> _PROMPT_
The records below must be returned exactly, with every picture left out.

★ ★ ★

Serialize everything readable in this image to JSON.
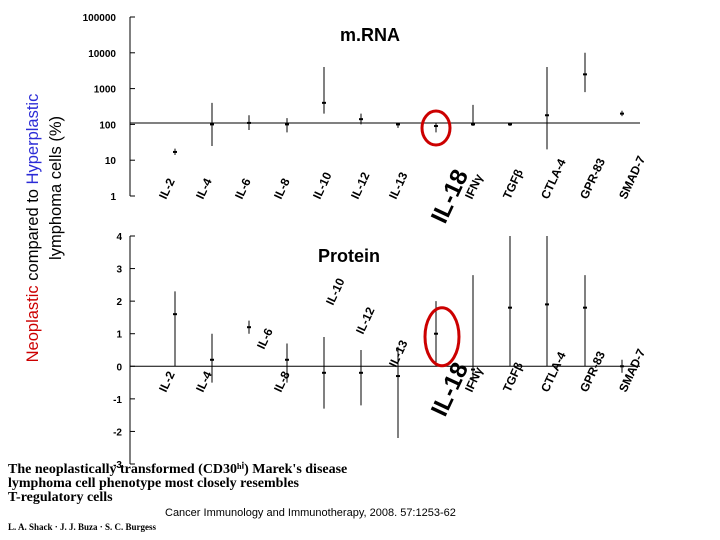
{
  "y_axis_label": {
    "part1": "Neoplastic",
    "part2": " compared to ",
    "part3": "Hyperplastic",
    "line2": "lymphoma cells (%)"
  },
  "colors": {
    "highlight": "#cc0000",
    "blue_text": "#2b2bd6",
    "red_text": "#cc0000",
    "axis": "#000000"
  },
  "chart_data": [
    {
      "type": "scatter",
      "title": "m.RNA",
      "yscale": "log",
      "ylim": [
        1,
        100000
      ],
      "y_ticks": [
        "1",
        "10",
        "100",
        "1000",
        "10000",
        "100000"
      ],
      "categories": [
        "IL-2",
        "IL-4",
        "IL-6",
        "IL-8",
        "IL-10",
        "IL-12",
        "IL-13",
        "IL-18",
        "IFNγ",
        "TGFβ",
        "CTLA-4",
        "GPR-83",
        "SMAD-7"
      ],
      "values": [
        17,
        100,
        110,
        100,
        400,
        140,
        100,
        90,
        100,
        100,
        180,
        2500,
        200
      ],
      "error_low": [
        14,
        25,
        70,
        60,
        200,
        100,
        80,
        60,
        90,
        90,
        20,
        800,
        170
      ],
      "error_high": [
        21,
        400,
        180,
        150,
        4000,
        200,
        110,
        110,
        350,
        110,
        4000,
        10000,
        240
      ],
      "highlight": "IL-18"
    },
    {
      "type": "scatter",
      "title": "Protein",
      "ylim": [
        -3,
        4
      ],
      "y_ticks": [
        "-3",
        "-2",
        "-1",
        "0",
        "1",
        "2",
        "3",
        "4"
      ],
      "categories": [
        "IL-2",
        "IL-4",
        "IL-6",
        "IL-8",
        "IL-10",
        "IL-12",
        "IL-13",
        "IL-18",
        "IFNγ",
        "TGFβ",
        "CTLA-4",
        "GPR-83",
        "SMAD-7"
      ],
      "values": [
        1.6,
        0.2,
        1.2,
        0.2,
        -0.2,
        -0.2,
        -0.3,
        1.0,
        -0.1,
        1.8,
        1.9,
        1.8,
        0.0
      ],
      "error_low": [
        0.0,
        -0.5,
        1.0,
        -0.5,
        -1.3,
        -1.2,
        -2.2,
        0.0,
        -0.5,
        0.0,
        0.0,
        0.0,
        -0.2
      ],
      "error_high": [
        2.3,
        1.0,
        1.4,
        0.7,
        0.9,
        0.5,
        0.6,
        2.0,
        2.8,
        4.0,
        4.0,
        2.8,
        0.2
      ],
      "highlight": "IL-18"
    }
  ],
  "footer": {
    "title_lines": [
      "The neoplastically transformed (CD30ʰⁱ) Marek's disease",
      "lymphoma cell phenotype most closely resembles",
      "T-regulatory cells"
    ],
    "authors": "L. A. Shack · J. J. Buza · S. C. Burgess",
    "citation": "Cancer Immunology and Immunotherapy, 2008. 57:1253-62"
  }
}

★ ★ ★

> _TASK SOLUTION_
Serialize everything readable in this image to JSON.
{
  "y_axis_label": {
    "part1": "Neoplastic",
    "part2": " compared to ",
    "part3": "Hyperplastic",
    "line2": "lymphoma cells (%)"
  },
  "colors": {
    "highlight": "#cc0000",
    "blue_text": "#2b2bd6",
    "red_text": "#cc0000",
    "axis": "#000000"
  },
  "chart_data": [
    {
      "type": "scatter",
      "title": "m.RNA",
      "yscale": "log",
      "ylim": [
        1,
        100000
      ],
      "y_ticks": [
        "1",
        "10",
        "100",
        "1000",
        "10000",
        "100000"
      ],
      "categories": [
        "IL-2",
        "IL-4",
        "IL-6",
        "IL-8",
        "IL-10",
        "IL-12",
        "IL-13",
        "IL-18",
        "IFNγ",
        "TGFβ",
        "CTLA-4",
        "GPR-83",
        "SMAD-7"
      ],
      "values": [
        17,
        100,
        110,
        100,
        400,
        140,
        100,
        90,
        100,
        100,
        180,
        2500,
        200
      ],
      "error_low": [
        14,
        25,
        70,
        60,
        200,
        100,
        80,
        60,
        90,
        90,
        20,
        800,
        170
      ],
      "error_high": [
        21,
        400,
        180,
        150,
        4000,
        200,
        110,
        110,
        350,
        110,
        4000,
        10000,
        240
      ],
      "highlight": "IL-18"
    },
    {
      "type": "scatter",
      "title": "Protein",
      "ylim": [
        -3,
        4
      ],
      "y_ticks": [
        "-3",
        "-2",
        "-1",
        "0",
        "1",
        "2",
        "3",
        "4"
      ],
      "categories": [
        "IL-2",
        "IL-4",
        "IL-6",
        "IL-8",
        "IL-10",
        "IL-12",
        "IL-13",
        "IL-18",
        "IFNγ",
        "TGFβ",
        "CTLA-4",
        "GPR-83",
        "SMAD-7"
      ],
      "values": [
        1.6,
        0.2,
        1.2,
        0.2,
        -0.2,
        -0.2,
        -0.3,
        1.0,
        -0.1,
        1.8,
        1.9,
        1.8,
        0.0
      ],
      "error_low": [
        0.0,
        -0.5,
        1.0,
        -0.5,
        -1.3,
        -1.2,
        -2.2,
        0.0,
        -0.5,
        0.0,
        0.0,
        0.0,
        -0.2
      ],
      "error_high": [
        2.3,
        1.0,
        1.4,
        0.7,
        0.9,
        0.5,
        0.6,
        2.0,
        2.8,
        4.0,
        4.0,
        2.8,
        0.2
      ],
      "highlight": "IL-18"
    }
  ],
  "footer": {
    "title_lines": [
      "The neoplastically transformed (CD30ʰⁱ) Marek's disease",
      "lymphoma cell phenotype most closely resembles",
      "T-regulatory cells"
    ],
    "authors": "L. A. Shack · J. J. Buza · S. C. Burgess",
    "citation": "Cancer Immunology and Immunotherapy, 2008. 57:1253-62"
  }
}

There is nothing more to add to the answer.